--- DATASET RECORDS ---
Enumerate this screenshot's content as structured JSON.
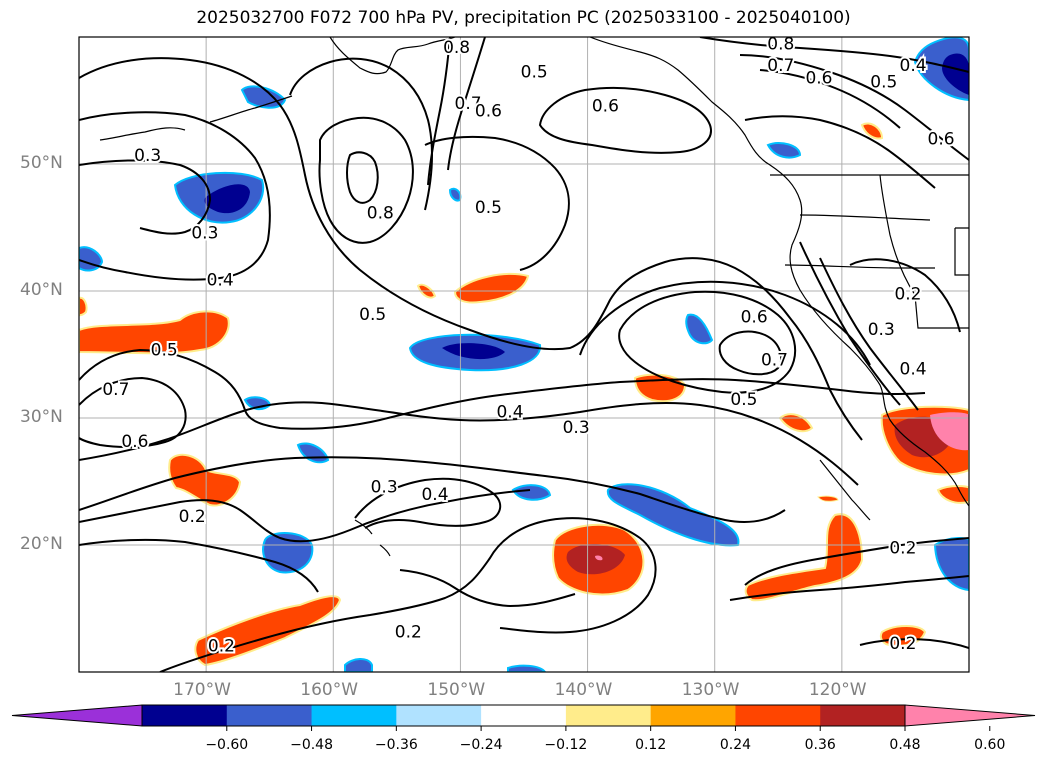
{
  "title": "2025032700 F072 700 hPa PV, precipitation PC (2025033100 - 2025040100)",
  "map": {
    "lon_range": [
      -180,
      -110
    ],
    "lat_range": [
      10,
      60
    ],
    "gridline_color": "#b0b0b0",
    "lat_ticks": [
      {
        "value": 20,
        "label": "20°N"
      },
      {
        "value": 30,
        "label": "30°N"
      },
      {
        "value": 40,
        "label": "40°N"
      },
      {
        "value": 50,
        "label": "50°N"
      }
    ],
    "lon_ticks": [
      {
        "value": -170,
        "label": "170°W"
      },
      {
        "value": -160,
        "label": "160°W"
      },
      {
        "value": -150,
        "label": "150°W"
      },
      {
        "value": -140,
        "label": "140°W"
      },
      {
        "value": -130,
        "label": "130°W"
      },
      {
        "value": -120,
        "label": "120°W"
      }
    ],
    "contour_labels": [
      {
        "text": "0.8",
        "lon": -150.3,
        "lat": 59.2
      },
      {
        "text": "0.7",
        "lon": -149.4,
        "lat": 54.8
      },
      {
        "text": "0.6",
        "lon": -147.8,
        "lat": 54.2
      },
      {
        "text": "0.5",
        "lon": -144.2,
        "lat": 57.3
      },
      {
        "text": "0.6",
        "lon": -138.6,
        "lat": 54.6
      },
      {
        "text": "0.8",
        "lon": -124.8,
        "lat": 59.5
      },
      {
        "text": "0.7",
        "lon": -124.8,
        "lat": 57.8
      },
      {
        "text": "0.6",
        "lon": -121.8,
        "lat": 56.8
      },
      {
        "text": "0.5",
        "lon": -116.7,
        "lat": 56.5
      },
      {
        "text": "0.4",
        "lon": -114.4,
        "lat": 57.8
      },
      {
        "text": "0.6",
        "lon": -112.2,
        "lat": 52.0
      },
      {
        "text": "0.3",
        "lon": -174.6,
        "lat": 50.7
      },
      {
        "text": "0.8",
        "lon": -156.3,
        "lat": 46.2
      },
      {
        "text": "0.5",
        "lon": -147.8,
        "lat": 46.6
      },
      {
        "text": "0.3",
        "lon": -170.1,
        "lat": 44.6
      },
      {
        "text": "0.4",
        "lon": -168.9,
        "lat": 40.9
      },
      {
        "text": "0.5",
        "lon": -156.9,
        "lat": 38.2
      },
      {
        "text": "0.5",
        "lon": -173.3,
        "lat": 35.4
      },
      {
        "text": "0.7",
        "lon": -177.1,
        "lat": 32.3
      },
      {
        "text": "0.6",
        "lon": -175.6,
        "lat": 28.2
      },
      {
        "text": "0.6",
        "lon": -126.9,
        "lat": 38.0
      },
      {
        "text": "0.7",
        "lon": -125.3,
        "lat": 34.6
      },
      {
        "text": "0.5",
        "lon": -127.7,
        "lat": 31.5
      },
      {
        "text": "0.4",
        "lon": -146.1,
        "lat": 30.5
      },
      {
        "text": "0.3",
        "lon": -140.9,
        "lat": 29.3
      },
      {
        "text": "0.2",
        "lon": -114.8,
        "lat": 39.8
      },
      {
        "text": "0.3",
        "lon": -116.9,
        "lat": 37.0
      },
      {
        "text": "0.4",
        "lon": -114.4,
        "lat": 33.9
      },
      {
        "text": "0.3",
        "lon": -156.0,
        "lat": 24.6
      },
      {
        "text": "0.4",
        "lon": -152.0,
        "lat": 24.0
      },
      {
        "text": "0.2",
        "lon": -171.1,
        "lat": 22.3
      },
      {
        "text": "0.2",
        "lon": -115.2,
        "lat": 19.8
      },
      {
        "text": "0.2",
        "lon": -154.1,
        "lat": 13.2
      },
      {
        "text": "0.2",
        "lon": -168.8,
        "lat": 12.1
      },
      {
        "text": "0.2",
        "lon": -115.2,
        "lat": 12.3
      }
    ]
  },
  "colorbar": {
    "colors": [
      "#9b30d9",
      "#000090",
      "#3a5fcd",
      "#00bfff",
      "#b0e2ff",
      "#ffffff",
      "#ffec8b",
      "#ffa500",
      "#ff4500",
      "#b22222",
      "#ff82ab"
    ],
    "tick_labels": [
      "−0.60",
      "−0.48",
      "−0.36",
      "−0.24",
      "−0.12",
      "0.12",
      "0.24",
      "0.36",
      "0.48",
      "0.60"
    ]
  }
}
---
## JOB
Find and copy every line in the entries above where the string "value" occurs.

## RESPONSE
        "value": 20,
        "value": 30,
        "value": 40,
        "value": 50,
        "value": -170,
        "value": -160,
        "value": -150,
        "value": -140,
        "value": -130,
        "value": -120,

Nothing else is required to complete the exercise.